> **Task to carry out**
Can you find each row below that contains the word "bounding" and copy those rows out in full?

═════ Data supplied

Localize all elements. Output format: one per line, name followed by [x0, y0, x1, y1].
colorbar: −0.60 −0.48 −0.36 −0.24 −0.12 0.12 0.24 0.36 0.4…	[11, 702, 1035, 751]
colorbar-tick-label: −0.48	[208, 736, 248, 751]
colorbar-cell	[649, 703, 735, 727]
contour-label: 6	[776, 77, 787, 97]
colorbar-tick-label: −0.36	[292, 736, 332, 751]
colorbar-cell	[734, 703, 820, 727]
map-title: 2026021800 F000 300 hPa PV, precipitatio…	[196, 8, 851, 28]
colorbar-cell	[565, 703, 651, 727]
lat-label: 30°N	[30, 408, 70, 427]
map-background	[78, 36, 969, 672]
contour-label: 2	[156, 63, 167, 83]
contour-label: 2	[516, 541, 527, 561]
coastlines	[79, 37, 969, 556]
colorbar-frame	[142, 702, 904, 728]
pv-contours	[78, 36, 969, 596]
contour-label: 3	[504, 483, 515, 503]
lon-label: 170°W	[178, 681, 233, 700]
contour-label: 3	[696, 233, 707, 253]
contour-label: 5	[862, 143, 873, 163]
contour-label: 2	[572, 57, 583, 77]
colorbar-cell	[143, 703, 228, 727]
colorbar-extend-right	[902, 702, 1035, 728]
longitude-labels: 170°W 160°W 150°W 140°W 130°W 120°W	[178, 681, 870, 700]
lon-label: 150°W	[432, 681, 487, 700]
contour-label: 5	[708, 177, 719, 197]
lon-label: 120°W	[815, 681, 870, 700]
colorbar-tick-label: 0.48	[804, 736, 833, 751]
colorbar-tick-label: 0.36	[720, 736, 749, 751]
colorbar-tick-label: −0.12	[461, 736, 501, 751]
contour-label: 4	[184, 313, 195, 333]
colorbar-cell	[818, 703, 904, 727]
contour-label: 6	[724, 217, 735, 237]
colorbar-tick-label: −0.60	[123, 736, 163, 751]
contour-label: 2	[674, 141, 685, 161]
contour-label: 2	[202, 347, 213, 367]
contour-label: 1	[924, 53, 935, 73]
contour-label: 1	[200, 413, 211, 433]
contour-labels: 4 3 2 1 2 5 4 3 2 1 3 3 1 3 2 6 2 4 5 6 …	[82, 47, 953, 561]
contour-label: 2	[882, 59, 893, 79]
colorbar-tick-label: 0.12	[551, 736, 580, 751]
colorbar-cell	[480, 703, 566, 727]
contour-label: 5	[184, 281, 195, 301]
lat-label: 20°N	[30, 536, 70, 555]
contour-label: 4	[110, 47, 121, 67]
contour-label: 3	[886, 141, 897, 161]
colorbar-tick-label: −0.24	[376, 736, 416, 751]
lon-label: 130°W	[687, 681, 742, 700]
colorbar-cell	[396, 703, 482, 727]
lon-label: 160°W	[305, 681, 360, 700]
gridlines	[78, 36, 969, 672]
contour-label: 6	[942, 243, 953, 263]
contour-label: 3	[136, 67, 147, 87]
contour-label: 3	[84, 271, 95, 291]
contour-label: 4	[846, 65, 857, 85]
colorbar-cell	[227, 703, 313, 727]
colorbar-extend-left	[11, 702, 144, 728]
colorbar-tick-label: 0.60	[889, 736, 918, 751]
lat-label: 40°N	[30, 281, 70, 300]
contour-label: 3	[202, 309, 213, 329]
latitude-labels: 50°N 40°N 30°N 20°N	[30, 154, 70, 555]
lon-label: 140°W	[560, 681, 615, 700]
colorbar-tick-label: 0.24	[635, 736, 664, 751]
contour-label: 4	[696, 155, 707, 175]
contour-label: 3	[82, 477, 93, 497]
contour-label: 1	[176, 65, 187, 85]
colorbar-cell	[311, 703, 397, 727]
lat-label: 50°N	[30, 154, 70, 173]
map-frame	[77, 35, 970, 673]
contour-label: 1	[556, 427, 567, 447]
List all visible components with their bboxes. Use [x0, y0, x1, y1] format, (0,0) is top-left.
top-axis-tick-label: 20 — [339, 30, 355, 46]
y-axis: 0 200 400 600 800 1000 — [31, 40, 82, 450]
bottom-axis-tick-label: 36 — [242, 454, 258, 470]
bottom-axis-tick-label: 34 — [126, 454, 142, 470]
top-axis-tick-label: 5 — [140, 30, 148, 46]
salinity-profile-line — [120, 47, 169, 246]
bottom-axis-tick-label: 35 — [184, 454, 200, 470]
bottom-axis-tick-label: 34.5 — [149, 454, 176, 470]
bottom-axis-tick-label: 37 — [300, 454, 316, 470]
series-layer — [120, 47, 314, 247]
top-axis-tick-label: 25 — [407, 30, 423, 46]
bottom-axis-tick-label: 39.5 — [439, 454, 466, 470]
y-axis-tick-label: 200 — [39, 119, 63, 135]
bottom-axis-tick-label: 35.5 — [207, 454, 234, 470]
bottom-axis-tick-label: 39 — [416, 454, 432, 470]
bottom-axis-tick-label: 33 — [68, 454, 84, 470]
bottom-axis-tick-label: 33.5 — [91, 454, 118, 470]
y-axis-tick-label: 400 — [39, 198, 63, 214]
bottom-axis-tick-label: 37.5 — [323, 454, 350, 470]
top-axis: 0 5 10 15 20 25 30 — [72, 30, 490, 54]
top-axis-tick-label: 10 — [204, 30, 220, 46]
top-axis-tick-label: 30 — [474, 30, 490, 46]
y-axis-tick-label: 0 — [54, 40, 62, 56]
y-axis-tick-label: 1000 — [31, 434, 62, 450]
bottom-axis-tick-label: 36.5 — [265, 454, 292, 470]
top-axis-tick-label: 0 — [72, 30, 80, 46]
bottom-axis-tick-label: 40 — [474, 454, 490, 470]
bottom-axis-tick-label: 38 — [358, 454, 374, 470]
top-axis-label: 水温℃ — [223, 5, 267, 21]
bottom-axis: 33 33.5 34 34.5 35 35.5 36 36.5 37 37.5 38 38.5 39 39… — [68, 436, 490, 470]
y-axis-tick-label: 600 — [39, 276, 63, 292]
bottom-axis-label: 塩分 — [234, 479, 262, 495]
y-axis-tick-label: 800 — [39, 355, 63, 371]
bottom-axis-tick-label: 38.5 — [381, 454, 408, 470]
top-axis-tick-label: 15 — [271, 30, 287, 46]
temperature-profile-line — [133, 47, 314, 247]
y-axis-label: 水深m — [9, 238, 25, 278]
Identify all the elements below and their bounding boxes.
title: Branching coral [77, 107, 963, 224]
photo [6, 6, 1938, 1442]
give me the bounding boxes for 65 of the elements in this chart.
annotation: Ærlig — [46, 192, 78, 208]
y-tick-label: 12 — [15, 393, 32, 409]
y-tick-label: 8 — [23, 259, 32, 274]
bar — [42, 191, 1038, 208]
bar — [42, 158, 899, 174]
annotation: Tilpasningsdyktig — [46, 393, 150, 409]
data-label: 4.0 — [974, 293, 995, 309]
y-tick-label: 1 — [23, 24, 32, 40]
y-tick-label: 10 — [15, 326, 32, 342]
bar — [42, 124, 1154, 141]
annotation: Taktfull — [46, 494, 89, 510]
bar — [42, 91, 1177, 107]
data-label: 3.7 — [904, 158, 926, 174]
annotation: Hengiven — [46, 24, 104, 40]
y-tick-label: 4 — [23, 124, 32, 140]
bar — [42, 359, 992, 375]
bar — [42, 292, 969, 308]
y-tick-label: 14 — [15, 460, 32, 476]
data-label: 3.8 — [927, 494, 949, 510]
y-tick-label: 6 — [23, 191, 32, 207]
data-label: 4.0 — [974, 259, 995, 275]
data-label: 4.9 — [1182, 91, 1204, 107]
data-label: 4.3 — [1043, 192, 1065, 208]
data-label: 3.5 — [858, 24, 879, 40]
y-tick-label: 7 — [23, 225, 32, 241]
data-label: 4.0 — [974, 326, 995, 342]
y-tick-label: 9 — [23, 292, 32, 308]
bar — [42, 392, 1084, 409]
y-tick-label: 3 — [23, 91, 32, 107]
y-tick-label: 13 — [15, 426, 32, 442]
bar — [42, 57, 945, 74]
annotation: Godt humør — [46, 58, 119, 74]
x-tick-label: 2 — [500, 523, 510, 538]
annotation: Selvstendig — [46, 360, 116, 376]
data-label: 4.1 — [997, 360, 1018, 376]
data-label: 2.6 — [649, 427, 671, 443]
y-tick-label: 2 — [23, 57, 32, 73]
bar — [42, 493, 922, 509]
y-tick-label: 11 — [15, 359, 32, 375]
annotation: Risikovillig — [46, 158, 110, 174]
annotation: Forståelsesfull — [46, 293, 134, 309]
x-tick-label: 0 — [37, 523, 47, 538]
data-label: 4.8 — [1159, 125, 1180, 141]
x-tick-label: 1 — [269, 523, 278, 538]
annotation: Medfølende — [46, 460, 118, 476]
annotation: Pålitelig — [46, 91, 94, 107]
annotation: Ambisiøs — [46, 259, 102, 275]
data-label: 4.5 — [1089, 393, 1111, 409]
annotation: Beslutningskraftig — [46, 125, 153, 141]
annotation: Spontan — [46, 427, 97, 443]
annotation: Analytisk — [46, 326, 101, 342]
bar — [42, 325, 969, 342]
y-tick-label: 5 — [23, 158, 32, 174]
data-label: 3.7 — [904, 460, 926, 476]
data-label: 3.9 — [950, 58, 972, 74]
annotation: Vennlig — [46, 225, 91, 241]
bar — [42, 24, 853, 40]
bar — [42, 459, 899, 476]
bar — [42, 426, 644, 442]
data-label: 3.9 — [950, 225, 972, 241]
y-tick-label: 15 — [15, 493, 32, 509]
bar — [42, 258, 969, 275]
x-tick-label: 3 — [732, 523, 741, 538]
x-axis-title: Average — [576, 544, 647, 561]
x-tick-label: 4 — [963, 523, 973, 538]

══════════

> **The reply**
Identify all the elements below and their bounding boxes.
give me the bounding boxes for 65 of the elements in this chart.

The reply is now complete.